>> START THE INPUT
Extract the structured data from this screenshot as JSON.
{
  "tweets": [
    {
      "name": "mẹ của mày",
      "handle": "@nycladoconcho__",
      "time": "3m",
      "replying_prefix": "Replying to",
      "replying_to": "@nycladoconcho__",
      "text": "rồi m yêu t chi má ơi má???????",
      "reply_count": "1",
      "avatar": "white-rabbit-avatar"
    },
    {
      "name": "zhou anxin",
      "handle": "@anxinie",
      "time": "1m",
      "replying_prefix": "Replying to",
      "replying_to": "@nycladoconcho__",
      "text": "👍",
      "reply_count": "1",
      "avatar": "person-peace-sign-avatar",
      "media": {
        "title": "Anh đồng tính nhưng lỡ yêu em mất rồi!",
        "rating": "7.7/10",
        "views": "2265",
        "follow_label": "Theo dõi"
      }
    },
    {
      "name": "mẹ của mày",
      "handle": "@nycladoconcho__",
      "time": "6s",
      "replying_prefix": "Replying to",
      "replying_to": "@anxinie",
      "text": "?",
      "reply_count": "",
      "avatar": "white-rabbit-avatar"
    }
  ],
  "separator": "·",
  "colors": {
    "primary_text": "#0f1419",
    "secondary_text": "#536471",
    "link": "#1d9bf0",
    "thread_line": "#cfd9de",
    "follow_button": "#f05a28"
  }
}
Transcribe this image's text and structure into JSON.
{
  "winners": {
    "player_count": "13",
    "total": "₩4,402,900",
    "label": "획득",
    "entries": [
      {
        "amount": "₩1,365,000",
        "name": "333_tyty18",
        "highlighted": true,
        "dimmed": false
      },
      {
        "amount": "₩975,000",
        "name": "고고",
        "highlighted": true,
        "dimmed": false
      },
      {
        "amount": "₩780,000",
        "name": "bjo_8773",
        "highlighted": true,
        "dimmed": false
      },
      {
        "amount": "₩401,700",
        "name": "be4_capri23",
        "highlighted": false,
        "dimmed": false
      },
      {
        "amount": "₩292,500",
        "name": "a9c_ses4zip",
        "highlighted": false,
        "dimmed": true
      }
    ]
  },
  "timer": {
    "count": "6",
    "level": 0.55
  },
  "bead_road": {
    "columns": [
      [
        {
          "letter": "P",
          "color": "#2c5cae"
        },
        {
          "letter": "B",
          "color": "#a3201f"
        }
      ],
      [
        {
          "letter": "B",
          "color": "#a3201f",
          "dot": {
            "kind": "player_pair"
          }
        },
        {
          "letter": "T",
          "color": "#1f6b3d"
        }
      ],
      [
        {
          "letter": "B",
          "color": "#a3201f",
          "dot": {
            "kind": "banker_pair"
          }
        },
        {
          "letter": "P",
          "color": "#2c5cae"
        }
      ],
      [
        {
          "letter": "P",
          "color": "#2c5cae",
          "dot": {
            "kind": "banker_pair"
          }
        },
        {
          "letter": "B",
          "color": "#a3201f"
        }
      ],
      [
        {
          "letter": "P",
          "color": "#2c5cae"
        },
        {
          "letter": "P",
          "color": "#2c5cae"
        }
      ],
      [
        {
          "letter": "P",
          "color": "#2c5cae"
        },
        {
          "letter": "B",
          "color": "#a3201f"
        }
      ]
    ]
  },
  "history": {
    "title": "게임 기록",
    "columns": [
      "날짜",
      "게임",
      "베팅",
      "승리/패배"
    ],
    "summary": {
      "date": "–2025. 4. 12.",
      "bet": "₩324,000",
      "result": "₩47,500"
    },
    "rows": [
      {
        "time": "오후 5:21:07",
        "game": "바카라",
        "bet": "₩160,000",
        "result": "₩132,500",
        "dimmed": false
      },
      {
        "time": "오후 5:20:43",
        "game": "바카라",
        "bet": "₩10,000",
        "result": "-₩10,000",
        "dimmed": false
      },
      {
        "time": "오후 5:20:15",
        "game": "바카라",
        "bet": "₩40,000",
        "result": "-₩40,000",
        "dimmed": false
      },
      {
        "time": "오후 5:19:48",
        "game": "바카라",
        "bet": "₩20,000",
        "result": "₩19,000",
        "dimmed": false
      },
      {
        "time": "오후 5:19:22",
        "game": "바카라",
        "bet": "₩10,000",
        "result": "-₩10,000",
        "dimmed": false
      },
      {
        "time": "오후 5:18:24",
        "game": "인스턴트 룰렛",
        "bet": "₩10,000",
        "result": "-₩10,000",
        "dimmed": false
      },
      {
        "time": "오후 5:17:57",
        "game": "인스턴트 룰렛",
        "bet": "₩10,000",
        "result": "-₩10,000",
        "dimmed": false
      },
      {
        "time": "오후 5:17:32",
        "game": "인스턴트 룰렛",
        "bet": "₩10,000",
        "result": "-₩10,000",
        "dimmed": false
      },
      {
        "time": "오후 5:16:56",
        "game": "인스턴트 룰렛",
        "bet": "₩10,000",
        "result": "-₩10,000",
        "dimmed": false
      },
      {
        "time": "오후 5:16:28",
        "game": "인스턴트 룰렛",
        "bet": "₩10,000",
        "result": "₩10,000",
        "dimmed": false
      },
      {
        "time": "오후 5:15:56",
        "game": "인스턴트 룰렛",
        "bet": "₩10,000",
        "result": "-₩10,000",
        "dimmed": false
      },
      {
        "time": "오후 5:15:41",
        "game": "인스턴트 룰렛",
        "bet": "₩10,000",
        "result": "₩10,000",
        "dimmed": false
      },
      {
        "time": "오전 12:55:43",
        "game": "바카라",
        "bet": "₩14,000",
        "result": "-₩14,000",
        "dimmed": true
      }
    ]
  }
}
>> END THE INPUT
▸ WHAT THE EXERCISE ASKS:
Check every line of the data above for the string "amount", and copy those that have it.

▸ RESULT OF THIS EXERCISE:
        "amount": "₩1,365,000",
        "amount": "₩975,000",
        "amount": "₩780,000",
        "amount": "₩401,700",
        "amount": "₩292,500",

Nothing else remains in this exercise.